━━━ Information supplied ━━━

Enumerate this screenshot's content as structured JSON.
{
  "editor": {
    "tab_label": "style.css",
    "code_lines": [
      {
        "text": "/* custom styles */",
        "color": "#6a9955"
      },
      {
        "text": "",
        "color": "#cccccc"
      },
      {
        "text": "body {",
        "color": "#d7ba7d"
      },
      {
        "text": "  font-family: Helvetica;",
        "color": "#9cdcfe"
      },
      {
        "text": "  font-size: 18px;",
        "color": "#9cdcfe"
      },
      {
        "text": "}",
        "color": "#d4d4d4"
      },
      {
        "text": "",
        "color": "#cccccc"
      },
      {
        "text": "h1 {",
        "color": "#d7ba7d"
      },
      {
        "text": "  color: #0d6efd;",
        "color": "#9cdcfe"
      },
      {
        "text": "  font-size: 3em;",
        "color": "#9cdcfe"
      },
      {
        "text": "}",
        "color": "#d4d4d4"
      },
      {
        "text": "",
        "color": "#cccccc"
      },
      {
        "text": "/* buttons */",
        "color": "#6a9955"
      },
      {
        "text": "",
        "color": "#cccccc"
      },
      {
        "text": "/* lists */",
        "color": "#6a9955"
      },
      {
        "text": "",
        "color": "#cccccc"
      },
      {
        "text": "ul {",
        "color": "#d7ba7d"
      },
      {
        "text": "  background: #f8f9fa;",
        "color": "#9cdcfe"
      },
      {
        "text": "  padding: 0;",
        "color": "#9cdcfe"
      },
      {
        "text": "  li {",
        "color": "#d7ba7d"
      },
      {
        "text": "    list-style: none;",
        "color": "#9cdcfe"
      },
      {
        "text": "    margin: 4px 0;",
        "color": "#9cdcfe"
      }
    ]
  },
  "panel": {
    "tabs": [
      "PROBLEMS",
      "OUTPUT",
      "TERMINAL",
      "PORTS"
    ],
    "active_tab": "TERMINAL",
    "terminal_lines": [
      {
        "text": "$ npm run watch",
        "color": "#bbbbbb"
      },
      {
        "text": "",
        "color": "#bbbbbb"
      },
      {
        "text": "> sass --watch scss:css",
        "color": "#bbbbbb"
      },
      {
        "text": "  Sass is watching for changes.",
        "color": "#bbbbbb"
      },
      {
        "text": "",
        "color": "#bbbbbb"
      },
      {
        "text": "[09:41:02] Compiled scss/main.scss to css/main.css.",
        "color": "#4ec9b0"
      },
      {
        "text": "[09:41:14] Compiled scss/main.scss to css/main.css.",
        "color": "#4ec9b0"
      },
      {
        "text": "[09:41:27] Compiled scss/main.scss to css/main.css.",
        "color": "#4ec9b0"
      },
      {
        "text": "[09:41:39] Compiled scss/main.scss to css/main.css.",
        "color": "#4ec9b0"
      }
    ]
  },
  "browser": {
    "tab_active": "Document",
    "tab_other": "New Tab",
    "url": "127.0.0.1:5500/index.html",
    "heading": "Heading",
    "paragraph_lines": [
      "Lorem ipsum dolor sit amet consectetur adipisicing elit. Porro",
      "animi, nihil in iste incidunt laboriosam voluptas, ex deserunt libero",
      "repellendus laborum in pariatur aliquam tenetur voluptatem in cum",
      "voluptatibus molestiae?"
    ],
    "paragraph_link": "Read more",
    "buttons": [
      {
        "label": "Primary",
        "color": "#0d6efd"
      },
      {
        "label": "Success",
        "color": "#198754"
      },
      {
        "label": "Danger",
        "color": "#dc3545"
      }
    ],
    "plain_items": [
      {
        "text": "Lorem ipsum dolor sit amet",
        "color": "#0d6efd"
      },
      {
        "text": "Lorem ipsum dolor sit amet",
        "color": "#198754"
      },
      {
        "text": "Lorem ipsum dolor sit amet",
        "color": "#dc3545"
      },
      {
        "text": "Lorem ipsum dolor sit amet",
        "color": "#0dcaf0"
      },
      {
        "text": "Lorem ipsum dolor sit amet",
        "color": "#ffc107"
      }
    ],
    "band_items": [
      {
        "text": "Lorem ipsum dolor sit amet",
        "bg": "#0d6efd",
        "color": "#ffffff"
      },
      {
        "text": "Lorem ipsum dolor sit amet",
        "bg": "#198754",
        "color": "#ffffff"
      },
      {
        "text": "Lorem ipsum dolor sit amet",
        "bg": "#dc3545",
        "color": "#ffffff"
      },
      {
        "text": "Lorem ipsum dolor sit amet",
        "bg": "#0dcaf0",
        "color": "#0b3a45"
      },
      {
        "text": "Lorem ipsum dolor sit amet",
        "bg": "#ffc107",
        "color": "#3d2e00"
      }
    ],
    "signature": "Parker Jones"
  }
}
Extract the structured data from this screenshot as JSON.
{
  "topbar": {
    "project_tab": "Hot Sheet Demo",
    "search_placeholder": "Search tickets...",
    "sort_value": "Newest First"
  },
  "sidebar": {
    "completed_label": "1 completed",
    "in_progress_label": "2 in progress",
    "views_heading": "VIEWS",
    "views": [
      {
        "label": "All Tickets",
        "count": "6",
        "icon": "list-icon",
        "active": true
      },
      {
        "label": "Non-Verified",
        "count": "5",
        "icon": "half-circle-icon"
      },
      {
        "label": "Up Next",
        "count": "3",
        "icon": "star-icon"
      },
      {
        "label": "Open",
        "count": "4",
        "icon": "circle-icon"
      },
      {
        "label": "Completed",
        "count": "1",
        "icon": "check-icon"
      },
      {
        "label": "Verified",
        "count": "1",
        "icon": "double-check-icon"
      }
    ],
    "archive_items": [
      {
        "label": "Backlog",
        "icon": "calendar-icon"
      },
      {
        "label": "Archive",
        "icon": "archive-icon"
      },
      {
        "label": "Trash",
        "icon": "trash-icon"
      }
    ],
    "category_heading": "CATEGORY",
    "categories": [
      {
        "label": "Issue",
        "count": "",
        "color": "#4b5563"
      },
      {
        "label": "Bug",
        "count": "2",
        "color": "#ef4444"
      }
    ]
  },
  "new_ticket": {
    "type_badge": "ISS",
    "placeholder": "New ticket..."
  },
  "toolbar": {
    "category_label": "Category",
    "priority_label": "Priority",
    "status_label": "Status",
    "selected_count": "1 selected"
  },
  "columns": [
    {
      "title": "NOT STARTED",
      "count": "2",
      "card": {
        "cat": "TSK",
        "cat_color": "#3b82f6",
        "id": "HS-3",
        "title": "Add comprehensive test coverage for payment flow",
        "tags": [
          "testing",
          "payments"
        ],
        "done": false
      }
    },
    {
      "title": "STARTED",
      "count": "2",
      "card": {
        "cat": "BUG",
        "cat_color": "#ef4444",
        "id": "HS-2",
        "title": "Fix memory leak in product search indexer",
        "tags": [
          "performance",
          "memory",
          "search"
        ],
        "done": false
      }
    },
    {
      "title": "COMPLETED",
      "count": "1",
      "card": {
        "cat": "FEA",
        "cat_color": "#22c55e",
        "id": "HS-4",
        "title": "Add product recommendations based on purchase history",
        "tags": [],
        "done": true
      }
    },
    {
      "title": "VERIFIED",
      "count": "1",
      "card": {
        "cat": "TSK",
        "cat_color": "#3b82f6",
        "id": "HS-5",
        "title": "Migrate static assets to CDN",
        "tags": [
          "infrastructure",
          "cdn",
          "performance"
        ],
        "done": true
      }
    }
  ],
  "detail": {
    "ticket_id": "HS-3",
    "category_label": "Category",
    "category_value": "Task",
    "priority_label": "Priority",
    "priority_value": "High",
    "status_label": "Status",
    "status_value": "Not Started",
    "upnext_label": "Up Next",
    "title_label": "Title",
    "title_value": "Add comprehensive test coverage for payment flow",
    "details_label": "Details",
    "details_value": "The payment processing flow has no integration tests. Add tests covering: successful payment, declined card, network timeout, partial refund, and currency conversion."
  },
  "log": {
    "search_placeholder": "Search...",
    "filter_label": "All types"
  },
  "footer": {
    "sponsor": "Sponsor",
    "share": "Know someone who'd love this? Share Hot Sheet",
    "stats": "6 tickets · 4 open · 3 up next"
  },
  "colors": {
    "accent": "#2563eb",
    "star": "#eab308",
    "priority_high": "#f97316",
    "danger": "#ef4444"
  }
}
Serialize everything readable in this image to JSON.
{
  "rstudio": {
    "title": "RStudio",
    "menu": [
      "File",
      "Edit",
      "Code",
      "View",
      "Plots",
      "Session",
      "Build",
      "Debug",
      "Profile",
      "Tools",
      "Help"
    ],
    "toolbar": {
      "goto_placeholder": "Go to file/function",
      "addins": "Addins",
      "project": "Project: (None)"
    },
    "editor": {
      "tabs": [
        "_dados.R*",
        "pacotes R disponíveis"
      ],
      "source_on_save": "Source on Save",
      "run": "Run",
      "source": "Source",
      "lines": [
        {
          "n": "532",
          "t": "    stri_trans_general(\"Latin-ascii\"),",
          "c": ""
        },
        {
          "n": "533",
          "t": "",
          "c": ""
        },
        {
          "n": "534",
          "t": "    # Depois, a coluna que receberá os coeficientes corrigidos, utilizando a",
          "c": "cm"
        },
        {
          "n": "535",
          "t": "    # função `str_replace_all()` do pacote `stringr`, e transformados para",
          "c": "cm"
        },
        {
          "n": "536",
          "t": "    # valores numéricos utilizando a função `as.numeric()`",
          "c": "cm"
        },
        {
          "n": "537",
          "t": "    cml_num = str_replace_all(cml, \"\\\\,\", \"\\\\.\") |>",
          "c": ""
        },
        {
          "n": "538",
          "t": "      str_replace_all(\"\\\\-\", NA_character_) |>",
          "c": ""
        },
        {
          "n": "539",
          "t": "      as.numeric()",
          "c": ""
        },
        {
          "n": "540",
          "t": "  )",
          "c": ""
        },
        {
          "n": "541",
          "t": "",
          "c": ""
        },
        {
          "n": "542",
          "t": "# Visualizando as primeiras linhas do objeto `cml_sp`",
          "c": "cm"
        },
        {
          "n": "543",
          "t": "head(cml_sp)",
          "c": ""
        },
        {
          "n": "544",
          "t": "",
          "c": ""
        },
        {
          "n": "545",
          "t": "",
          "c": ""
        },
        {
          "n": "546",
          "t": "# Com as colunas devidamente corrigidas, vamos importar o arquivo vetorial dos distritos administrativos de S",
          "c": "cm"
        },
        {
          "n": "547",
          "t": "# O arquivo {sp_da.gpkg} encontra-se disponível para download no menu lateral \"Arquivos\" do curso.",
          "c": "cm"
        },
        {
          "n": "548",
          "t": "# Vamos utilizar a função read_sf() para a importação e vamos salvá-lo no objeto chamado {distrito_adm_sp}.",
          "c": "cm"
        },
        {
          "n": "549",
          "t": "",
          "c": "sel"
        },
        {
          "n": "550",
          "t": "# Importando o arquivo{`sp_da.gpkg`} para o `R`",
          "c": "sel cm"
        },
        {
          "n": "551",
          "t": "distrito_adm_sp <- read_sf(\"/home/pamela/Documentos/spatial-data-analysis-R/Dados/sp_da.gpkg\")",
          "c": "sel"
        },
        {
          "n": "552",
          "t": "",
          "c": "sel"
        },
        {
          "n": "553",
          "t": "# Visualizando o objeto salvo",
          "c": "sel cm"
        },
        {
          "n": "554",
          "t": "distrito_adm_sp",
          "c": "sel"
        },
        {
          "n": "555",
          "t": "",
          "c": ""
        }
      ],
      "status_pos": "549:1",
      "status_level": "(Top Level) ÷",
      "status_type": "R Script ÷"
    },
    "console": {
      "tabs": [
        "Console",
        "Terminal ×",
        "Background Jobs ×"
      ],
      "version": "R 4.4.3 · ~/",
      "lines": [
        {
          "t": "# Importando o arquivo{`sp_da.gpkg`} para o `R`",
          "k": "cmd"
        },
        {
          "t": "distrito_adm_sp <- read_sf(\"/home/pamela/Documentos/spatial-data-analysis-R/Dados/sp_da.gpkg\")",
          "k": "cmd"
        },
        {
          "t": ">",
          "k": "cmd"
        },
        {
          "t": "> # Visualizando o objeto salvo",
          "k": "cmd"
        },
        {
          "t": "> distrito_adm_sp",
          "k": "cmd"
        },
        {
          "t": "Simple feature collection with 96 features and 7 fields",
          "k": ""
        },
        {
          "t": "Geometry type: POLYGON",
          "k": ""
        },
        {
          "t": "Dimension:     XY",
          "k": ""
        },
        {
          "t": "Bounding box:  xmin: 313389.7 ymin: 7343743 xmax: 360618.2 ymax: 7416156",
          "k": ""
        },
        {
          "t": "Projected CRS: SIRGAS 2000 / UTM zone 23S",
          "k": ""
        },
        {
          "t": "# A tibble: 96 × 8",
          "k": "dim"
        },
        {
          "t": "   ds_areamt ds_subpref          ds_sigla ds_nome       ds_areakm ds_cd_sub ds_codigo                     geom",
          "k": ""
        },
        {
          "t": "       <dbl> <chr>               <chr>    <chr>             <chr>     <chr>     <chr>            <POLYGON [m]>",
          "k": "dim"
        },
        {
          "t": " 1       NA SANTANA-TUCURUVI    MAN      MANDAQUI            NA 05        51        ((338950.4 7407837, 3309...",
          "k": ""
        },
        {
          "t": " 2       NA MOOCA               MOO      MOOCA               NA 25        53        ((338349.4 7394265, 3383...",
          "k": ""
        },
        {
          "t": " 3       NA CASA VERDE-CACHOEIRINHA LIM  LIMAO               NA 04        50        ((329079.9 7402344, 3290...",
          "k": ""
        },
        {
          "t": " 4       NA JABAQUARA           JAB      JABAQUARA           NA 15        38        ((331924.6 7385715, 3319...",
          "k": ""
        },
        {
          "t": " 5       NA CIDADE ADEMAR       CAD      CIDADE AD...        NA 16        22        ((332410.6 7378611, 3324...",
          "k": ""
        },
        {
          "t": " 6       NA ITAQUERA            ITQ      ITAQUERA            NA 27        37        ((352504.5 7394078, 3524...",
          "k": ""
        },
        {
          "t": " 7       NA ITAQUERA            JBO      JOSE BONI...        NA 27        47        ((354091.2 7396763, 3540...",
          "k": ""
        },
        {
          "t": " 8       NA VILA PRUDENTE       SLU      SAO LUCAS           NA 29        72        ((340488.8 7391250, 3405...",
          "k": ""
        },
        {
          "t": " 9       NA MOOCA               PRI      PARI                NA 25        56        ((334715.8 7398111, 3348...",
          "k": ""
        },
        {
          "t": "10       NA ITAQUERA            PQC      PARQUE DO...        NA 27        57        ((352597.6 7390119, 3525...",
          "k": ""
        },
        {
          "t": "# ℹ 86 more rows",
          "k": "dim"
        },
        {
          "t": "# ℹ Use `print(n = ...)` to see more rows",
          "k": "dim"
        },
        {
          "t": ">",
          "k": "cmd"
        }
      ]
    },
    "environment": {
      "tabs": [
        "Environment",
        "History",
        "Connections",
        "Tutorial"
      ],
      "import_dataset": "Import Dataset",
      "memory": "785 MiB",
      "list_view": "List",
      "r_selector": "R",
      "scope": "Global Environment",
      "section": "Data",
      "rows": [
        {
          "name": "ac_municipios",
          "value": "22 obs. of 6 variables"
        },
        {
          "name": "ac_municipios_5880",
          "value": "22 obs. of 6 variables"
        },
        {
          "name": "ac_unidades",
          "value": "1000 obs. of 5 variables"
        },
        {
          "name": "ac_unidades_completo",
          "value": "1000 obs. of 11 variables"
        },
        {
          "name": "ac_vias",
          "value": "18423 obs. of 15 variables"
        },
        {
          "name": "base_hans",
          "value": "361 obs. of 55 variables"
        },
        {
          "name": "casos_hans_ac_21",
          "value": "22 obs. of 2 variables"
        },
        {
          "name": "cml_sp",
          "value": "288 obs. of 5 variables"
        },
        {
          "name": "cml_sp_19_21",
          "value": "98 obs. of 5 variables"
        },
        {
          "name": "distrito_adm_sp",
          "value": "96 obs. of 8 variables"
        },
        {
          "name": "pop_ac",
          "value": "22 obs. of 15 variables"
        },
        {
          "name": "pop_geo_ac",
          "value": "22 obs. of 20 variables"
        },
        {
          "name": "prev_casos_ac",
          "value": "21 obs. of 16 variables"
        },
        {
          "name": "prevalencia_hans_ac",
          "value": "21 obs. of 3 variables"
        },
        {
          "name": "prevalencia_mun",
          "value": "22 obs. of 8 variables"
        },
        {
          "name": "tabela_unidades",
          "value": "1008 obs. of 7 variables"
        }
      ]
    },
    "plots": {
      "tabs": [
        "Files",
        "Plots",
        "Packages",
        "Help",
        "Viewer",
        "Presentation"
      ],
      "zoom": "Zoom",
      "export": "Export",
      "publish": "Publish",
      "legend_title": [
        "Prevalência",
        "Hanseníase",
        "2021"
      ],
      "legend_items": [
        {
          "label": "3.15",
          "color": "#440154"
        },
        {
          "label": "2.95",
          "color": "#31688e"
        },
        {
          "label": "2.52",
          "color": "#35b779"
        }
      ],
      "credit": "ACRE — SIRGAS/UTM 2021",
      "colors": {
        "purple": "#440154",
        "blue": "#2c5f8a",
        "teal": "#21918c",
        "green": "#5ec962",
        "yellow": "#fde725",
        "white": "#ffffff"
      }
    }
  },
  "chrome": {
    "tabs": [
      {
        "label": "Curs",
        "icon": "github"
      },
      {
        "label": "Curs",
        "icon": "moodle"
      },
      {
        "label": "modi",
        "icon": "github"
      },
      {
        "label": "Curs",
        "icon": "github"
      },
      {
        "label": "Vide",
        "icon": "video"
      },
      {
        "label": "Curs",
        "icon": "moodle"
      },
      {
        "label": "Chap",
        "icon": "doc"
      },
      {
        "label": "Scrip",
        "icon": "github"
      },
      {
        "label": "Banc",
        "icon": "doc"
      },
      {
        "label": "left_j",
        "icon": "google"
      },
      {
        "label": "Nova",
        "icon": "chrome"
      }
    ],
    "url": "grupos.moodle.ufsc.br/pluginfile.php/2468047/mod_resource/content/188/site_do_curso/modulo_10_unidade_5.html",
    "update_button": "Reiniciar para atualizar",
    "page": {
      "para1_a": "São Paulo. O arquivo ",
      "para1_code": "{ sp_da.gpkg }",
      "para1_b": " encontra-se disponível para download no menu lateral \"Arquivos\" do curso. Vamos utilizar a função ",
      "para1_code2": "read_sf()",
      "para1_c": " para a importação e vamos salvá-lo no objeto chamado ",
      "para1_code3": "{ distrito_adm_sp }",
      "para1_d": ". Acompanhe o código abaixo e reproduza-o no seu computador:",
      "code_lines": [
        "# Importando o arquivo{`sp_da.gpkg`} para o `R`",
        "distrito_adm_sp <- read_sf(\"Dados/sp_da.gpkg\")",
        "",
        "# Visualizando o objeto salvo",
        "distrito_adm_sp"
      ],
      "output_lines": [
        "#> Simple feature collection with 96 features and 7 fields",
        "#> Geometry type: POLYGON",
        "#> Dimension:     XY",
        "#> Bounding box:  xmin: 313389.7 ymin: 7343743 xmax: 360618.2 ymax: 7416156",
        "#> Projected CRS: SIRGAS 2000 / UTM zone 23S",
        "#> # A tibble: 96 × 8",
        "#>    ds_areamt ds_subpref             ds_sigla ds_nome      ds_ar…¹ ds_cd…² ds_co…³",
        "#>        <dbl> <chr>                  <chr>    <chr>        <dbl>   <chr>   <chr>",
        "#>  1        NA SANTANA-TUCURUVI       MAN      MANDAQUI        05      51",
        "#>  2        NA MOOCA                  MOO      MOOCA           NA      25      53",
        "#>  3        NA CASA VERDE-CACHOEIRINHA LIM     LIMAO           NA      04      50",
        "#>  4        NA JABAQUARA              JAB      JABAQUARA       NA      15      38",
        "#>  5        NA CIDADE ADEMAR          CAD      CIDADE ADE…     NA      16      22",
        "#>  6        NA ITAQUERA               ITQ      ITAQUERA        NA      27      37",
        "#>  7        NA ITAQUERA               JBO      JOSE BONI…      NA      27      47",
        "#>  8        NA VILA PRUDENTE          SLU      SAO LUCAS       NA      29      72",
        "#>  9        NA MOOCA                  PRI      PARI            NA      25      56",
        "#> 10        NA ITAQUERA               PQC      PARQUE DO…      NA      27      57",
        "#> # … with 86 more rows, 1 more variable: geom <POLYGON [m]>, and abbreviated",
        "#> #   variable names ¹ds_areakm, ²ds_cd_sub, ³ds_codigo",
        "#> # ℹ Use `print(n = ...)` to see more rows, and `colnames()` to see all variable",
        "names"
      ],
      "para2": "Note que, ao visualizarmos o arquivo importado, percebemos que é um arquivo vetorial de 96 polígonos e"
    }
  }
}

━━━

Exercise
Extract every line above that contains the word "comprehensive".

Full output
        "title": "Add comprehensive test coverage for payment flow",
    "title_value": "Add comprehensive test coverage for payment flow",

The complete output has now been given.